▶ **PROBLEM**
Work out how many lines of the material below mention the word "heading"; reply with the number only.

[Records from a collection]
● ● ●

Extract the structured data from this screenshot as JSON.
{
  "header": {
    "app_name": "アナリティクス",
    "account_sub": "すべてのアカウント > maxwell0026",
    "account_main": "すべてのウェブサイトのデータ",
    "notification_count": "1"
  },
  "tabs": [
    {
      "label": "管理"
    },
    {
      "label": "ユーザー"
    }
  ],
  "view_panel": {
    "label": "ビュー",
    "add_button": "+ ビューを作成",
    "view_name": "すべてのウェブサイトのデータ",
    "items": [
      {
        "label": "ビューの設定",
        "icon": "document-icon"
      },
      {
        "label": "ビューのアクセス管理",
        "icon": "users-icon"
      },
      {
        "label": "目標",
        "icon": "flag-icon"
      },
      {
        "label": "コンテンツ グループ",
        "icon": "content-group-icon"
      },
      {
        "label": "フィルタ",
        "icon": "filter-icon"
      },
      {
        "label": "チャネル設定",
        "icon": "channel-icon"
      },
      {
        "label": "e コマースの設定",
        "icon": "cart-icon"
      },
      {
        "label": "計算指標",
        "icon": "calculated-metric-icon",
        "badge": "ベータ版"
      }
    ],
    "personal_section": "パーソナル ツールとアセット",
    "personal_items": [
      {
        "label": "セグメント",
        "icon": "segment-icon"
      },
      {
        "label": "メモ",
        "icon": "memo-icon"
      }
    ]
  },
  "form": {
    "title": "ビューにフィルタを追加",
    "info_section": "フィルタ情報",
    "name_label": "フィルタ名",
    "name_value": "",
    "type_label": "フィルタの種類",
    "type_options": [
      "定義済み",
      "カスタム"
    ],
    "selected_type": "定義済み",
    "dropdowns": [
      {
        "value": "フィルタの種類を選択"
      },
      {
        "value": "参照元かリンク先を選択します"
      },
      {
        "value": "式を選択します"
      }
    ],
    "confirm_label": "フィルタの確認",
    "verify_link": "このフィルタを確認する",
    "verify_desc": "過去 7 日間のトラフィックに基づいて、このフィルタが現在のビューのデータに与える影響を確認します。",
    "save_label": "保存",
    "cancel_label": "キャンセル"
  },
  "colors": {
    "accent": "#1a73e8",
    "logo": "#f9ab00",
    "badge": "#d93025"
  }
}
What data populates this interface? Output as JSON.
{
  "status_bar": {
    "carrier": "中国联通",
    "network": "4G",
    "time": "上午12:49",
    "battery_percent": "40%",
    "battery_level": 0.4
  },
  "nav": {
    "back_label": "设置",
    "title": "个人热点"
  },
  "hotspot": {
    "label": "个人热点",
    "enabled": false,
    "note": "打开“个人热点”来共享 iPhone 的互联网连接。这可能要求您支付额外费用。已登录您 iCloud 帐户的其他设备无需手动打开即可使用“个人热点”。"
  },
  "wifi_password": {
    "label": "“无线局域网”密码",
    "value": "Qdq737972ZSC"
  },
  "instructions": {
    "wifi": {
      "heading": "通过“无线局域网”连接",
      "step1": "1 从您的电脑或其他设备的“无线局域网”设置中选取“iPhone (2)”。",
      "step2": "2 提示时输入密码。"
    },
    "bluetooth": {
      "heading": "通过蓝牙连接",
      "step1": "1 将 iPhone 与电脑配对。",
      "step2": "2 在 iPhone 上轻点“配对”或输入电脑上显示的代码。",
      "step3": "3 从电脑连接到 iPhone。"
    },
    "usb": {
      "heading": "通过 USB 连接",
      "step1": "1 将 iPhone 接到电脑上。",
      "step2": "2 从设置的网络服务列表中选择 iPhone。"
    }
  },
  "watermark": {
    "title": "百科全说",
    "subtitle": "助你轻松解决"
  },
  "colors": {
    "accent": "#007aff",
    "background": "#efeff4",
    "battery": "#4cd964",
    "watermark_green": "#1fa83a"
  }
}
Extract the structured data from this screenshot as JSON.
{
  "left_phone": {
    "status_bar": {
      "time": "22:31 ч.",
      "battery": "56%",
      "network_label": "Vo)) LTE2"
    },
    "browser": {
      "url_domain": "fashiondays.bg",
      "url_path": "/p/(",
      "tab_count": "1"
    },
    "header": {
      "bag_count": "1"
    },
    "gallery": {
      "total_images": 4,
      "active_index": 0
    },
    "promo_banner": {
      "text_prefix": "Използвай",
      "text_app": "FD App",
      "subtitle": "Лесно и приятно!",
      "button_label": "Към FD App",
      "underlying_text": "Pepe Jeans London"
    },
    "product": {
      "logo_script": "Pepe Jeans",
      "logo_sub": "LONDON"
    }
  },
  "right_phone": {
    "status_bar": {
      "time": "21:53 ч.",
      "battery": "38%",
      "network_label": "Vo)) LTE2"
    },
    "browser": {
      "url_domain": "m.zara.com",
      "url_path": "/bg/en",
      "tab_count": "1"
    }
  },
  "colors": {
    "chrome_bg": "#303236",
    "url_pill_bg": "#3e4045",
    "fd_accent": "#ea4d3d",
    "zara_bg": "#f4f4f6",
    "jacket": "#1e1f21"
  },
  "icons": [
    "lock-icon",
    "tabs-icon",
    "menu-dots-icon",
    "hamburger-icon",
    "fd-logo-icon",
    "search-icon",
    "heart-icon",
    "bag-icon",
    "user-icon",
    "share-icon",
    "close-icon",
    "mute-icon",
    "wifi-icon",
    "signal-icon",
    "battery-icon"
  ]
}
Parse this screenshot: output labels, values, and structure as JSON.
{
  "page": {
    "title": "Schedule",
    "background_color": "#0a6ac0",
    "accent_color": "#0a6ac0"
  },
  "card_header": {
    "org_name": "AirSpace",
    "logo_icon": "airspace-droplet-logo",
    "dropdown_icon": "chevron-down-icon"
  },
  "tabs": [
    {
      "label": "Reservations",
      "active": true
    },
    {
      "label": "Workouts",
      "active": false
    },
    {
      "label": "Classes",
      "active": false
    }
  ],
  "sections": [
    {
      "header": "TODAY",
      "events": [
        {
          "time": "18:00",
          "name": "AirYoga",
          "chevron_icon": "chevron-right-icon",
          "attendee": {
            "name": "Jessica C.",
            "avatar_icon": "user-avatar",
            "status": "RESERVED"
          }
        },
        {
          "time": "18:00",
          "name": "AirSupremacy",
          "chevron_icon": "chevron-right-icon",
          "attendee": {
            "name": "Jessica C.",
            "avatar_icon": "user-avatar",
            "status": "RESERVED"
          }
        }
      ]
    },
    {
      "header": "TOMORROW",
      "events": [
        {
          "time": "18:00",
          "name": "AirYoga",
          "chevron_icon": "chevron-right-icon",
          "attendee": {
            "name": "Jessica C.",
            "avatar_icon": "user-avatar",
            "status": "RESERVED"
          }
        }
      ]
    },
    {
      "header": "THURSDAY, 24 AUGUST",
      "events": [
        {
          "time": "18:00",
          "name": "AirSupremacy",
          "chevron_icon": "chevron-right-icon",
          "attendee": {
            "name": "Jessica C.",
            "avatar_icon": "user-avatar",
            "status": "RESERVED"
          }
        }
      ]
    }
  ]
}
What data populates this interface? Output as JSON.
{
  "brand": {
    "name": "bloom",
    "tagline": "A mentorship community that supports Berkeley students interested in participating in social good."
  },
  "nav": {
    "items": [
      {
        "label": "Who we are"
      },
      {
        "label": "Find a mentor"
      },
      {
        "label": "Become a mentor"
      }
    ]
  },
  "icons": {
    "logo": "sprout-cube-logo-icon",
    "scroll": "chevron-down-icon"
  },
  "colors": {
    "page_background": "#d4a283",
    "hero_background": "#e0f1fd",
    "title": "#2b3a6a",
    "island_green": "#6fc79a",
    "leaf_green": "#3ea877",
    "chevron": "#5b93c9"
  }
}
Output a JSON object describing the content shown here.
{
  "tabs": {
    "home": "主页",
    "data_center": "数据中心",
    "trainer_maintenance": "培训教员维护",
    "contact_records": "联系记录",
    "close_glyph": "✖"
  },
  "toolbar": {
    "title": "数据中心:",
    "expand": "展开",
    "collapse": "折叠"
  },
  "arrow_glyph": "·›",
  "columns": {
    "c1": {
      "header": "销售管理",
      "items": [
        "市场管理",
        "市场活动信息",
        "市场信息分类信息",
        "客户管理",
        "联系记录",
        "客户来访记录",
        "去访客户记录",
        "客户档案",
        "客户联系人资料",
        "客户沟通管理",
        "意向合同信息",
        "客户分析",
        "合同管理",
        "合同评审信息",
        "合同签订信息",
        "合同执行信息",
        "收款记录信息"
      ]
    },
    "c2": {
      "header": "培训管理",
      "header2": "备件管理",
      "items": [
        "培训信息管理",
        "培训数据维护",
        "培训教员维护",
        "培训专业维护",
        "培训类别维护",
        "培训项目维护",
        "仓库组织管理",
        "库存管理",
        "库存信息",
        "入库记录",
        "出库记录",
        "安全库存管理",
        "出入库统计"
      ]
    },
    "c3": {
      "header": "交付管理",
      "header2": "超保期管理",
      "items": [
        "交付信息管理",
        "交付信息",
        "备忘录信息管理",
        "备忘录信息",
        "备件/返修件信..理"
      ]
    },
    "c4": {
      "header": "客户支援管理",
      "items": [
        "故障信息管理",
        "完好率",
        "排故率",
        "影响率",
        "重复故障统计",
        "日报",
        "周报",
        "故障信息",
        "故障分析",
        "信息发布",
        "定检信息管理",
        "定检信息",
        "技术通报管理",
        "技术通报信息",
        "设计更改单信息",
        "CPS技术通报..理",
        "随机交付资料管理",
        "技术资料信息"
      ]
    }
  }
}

● ● ●

▶ **RESULT**
3